» **Document section**:

Sunday, January 24, 2010

The Turtle that I am......

Tomorrow will mark the seven year anniversary of my arrival in Hong Kong - this time around. I also lived here between the years of 1988-1992.
That's a total of 11 years- if math is not your thing.
In 1988, I was a new mum with a 6 week old baby.I was 19 years old. My partner at that time- the father of my three children and the man I went on to marry and then divorce, had lived in Hong Kong before.
He was a fan, and had talked about it often.
The end of the eighties- you may recall- was a time of recession, at least in Australia and my now ex, then 32, was working as an architect.
Architecture does not do well in recession.
At that time I had only ever lived briefly in Singapore, Australia and New Zealand ( which is my birthplace).
But with Hong Kong, it was love at first sight.
To this day, I still love it here.
Its vibrancy, its variety, its quirkiness and its sense of Yes continue to keep me entertained.
Don't get me wrong, I have my MAJORLY low tolerance days too.
And for a while there at the end of 2009 they were out weighing the good days, but I rediscovered bush walking and my equilibrium has somewhat been restored.
Breathing space is an important factor in every one's life, and breathing space has to be actively sought out in this city of 8 million inhabitants, and 25 million mainland tourists a day ( not an accurate number but those of you who live here know what I mean).
The local Chinese- predominately Cantonese speaking Han descendants - have a term for our mainland cousins.
That term translates as 'Dirt Dumplings' an unkind, but incredibly accurate, description of the many millions of newly wealthy, slightly missing the mark, day trippers who flood into the shopping malls dressed to the nines in mismatched designer clobber carrying plastic bags stuffed with freshly minted cash and an attitude that says " I am here for a good time, not a long time, don't mind me if I spit on the floor, I will pay with my titanium credit card and can I have a discount?".
But they are not the only Mainlanders we get to meet, oh no.
A favourite with the Gweilo's- the foreign devils ie: people who look like me- are the tour groups replete with a flag waving guide and matching hats- who traipse through the club and bar areas of Lang Kwai Fong, So Ho and Wan Chi taking photos of themselves standing next to white people drinking.
I am not kidding.

(Element box annotations)
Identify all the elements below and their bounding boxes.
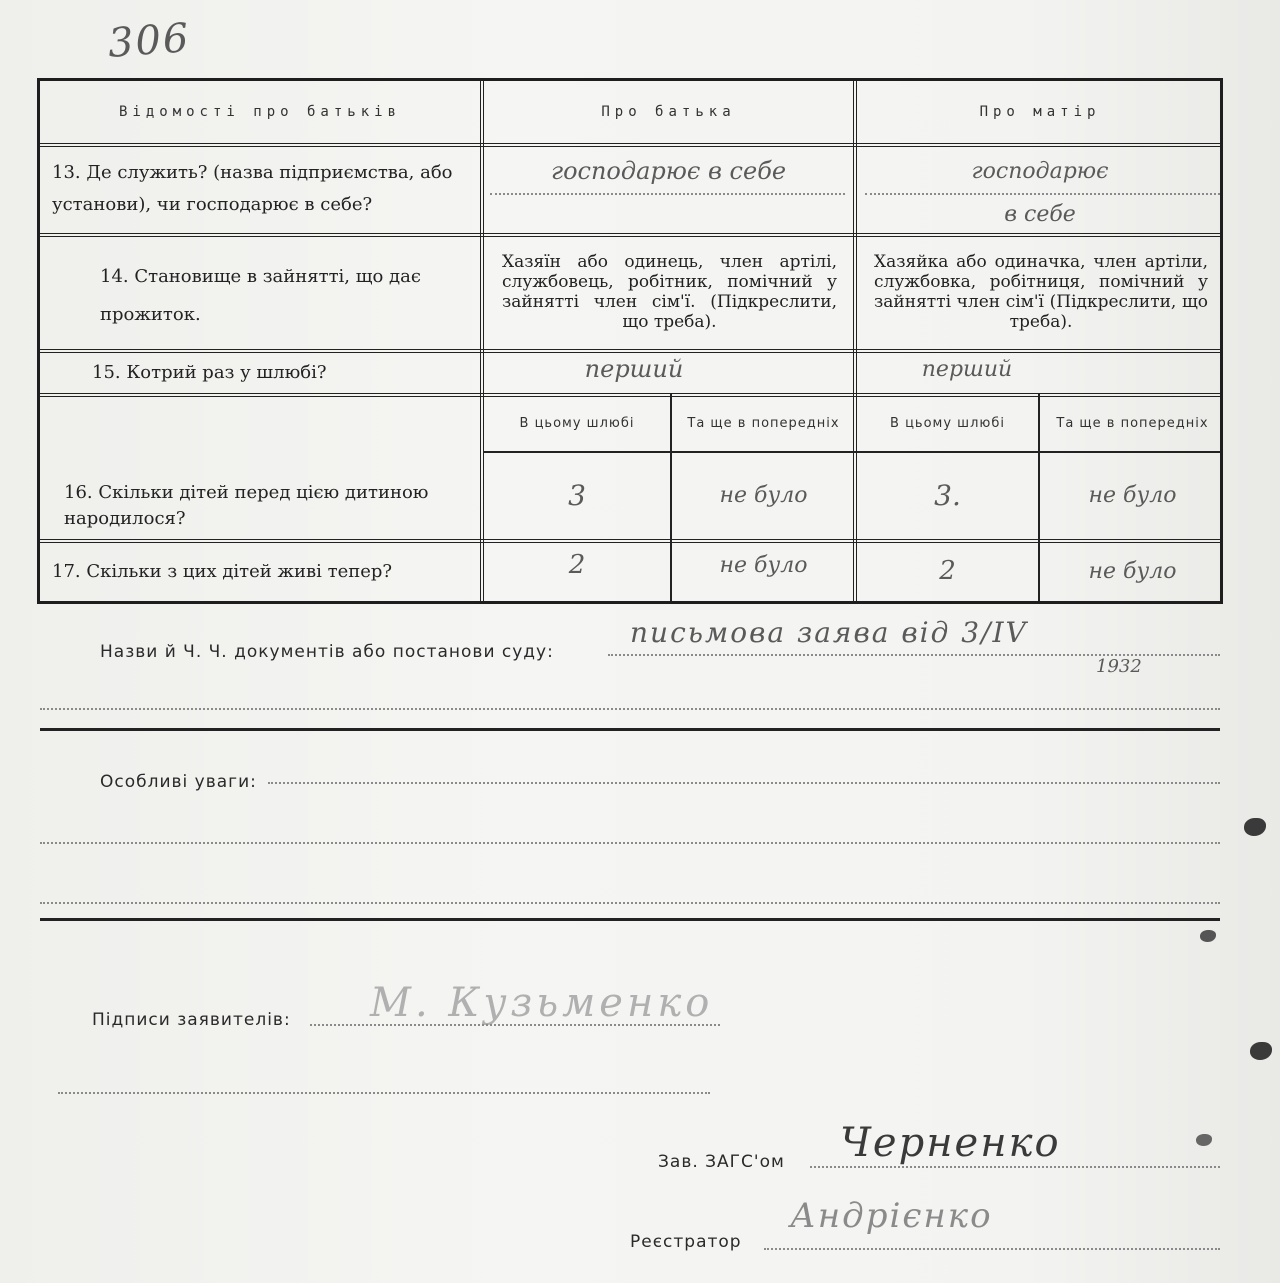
head-line: [810, 1166, 1220, 1168]
col-divider-mother-sub: [1038, 393, 1040, 601]
row-divider-16-subhead: [483, 451, 1220, 453]
options-14-mother: Хазяйка або одиначка, член артіли, службовка, робітниця, помічний у зайнятті член сім'ї (Підкреслити, що треба).: [874, 252, 1208, 332]
documents-line-2: [40, 708, 1220, 710]
answer-16-father-previous: не було: [719, 482, 808, 508]
answer-13-mother-line: [865, 193, 1220, 195]
answer-16-mother-this: 3.: [934, 478, 961, 512]
options-14-father: Хазяїн або одинець, член артілі, службовець, робітник, помічний у зайнятті член сім'ї. (Підкреслити, що треба).: [502, 252, 837, 332]
header-father: Про батька: [601, 104, 736, 120]
documents-value: письмова заява від 3/IV: [630, 616, 1028, 649]
question-16: 16. Скільки дітей перед цією дитиною народилося?: [64, 482, 429, 529]
registrar-signature: Андрієнко: [790, 1196, 993, 1236]
applicants-signature-label: Підписи заявителів:: [92, 1010, 291, 1030]
head-signature-label: Зав. ЗАГС'ом: [658, 1152, 785, 1172]
answer-15-mother: перший: [921, 356, 1013, 382]
remarks-line-3: [40, 902, 1220, 904]
archive-number: 306: [106, 15, 192, 67]
answer-13-mother-line2: в себе: [1004, 201, 1076, 227]
documents-line-1: [608, 654, 1220, 656]
documents-label: Назви й Ч. Ч. документів або постанови суду:: [100, 642, 554, 662]
section-divider-1: [40, 728, 1220, 731]
remarks-line-2: [40, 842, 1220, 844]
question-17: 17. Скільки з цих дітей живі тепер?: [52, 561, 393, 582]
section-divider-2: [40, 918, 1220, 921]
answer-13-father: господарює в себе: [550, 157, 787, 185]
registrar-line: [764, 1248, 1220, 1250]
registrar-signature-label: Реєстратор: [630, 1232, 742, 1252]
applicants-signature: М. Кузьменко: [370, 980, 714, 1026]
subhead-mother-previous: Та ще в попередніх: [1056, 416, 1209, 431]
answer-15-father: перший: [584, 355, 684, 383]
remarks-line-1: [268, 782, 1220, 784]
parents-info-table: [37, 78, 1223, 604]
documents-value-year: 1932: [1096, 656, 1142, 677]
answer-17-father-previous: не було: [719, 552, 808, 578]
answer-17-father-this: 2: [568, 550, 586, 580]
answer-17-mother-previous: не було: [1088, 558, 1177, 584]
subhead-mother-this-marriage: В цьому шлюбі: [890, 416, 1005, 431]
applicants-line-1: [310, 1024, 720, 1026]
col-divider-father-sub: [670, 393, 672, 601]
question-15: 15. Котрий раз у шлюбі?: [92, 362, 327, 383]
question-13: 13. Де служить? (назва підприємства, або установи), чи господарює в себе?: [52, 162, 453, 215]
answer-13-father-line: [490, 193, 845, 195]
row-divider-13: [40, 233, 1220, 237]
subhead-father-previous: Та ще в попередніх: [687, 416, 840, 431]
answer-17-mother-this: 2: [939, 556, 956, 586]
subhead-father-this-marriage: В цьому шлюбі: [519, 416, 635, 431]
head-signature: Черненко: [840, 1120, 1061, 1166]
applicants-line-2: [58, 1092, 710, 1094]
question-14: 14. Становище в зайнятті, що дає прожиток.: [100, 266, 421, 325]
header-mother: Про матір: [979, 104, 1101, 120]
answer-16-mother-previous: не було: [1088, 482, 1177, 508]
header-info: Відомості про батьків: [118, 104, 401, 120]
remarks-label: Особливі уваги:: [100, 772, 257, 792]
answer-13-mother-line1: господарює: [971, 158, 1109, 184]
answer-16-father-this: 3: [568, 478, 586, 512]
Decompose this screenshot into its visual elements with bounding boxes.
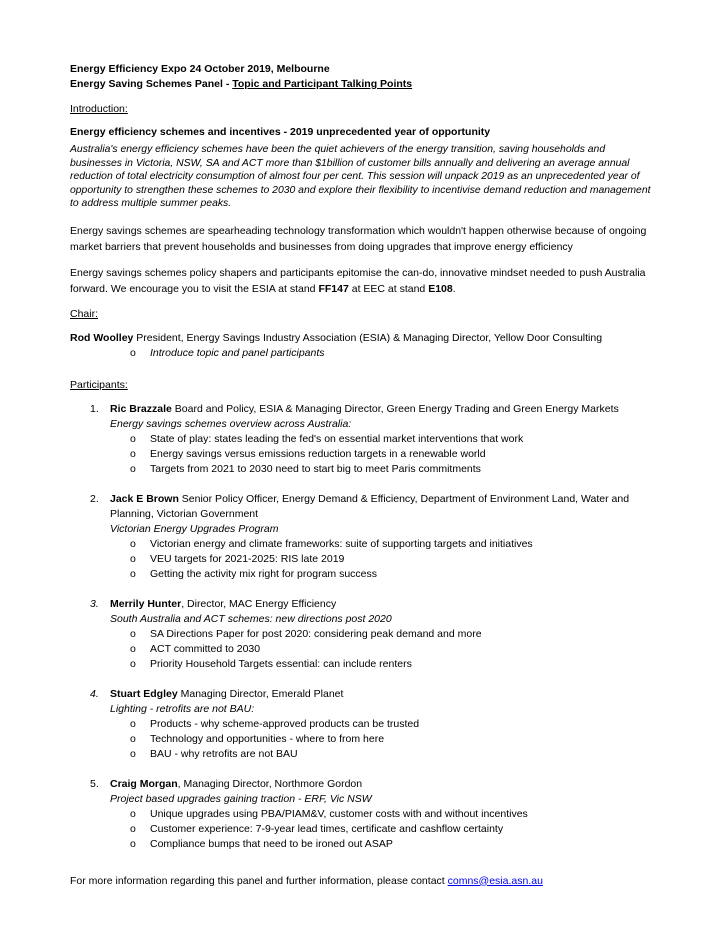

» **Required task**:
According to the blog post about living in Hong Kong, how old was the writer when first arriving there in 1988?

» **Answer to the problem**:
19 years old.